# Data supplied:
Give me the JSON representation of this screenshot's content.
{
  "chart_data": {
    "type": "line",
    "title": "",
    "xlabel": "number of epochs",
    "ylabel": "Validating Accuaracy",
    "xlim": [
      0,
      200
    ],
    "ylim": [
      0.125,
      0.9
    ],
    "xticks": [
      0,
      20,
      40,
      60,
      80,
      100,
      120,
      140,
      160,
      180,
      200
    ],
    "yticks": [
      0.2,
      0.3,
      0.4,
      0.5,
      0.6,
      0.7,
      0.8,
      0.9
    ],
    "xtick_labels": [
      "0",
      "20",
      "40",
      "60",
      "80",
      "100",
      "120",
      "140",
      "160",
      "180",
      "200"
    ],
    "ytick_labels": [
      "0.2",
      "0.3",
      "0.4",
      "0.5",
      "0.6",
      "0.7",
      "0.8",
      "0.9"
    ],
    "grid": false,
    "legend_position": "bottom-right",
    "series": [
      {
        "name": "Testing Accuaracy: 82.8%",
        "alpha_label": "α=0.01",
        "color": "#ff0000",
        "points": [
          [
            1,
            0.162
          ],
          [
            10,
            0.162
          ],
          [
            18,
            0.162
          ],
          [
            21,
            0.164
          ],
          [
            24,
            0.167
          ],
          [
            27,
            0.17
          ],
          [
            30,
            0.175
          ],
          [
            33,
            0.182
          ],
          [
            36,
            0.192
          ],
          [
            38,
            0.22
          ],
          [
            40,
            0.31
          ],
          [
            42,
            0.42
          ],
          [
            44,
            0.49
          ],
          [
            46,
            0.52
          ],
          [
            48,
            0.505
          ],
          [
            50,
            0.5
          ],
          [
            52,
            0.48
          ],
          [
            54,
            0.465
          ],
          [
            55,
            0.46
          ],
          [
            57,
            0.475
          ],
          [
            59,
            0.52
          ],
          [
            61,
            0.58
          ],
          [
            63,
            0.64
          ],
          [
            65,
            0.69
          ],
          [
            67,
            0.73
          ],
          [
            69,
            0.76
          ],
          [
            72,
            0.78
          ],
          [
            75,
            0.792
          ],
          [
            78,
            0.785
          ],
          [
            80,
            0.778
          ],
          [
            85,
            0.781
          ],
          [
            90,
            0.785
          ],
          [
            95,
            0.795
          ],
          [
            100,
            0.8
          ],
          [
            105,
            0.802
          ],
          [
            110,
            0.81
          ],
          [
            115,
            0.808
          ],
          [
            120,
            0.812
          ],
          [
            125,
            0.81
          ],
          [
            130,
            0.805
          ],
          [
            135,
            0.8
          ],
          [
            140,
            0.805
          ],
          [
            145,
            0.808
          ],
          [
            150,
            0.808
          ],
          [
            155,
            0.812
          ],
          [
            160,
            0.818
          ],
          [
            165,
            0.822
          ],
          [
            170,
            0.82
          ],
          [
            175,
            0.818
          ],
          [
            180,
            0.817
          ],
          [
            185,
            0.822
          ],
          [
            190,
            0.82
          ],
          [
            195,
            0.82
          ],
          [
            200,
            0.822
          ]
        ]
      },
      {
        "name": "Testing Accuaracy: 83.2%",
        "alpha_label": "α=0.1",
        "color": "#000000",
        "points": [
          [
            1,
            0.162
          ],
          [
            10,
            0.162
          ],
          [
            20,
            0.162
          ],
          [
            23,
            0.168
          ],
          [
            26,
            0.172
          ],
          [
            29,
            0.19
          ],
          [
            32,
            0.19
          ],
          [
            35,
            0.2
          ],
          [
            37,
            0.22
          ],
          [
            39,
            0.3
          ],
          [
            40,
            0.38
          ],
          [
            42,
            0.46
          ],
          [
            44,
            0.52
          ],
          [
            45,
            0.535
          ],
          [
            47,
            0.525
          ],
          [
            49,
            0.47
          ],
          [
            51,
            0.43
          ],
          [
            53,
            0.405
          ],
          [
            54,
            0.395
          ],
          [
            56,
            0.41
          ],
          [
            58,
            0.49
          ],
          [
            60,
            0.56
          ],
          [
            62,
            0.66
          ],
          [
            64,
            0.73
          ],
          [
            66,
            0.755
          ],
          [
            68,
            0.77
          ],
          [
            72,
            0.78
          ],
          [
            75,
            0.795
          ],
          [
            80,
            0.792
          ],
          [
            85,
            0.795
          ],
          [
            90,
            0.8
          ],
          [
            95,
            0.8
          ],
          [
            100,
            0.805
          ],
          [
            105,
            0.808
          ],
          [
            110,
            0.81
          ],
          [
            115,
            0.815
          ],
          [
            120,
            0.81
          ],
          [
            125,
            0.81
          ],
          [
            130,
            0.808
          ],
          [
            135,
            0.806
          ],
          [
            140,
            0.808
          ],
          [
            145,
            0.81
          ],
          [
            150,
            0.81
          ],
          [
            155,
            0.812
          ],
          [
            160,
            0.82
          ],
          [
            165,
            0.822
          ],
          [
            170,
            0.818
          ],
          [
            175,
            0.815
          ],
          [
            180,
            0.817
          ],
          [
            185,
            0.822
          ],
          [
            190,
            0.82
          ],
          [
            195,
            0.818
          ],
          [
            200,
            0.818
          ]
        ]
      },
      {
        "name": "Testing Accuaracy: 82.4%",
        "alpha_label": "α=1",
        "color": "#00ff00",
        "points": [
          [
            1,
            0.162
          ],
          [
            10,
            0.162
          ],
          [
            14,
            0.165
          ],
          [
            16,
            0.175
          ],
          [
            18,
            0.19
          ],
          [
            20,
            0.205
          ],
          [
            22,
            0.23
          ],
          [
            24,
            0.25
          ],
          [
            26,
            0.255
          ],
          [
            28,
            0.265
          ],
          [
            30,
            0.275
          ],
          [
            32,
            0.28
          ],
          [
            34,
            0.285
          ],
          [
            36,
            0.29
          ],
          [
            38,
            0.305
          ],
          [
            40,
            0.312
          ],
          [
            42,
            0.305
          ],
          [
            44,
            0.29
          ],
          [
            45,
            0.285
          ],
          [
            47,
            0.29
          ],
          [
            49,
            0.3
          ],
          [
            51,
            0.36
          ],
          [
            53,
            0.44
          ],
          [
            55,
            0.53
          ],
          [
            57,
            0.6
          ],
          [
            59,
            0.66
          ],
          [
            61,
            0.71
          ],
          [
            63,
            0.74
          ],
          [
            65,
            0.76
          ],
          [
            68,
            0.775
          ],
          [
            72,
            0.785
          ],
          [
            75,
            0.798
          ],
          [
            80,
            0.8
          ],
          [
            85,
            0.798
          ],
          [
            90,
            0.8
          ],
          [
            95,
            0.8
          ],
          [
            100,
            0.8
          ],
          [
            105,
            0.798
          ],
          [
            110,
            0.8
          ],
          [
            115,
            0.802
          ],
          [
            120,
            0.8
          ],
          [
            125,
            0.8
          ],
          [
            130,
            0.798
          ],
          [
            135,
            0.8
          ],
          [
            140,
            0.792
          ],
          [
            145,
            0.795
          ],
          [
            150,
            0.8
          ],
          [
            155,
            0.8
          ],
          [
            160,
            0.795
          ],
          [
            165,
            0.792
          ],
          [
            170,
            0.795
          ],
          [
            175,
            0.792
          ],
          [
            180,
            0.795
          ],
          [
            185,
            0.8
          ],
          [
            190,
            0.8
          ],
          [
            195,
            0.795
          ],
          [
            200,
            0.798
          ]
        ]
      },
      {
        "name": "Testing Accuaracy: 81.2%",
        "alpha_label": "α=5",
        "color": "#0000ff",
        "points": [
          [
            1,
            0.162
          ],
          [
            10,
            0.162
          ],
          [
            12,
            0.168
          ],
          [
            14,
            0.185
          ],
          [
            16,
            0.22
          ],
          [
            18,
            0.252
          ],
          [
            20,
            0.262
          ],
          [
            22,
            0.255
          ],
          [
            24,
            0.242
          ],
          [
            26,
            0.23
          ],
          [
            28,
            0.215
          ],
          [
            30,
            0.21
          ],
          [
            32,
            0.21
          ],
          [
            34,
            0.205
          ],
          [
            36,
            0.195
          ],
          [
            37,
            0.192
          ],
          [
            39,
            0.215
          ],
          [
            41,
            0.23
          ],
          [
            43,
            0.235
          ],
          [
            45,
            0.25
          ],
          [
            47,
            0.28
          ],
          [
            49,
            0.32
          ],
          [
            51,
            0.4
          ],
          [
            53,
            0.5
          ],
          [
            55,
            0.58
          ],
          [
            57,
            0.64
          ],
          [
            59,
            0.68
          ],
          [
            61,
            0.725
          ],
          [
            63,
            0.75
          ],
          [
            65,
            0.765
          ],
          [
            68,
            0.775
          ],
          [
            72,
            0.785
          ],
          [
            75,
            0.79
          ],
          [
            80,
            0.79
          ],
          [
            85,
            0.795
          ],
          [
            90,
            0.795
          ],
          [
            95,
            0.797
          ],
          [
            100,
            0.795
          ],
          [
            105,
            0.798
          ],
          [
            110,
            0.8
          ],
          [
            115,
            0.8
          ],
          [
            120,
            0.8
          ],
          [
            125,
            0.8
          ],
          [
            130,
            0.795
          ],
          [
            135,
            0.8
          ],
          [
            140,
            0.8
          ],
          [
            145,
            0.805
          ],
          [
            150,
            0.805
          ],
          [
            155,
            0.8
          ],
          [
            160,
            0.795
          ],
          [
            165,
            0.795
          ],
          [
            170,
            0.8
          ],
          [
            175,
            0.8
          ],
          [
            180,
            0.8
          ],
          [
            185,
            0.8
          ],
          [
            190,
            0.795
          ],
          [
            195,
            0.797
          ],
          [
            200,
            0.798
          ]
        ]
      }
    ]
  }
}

# What is being asked:
Select every line in the records above that contains the word "name".

# Response below:
        "name": "Testing Accuaracy: 82.8%",
        "name": "Testing Accuaracy: 83.2%",
        "name": "Testing Accuaracy: 82.4%",
        "name": "Testing Accuaracy: 81.2%",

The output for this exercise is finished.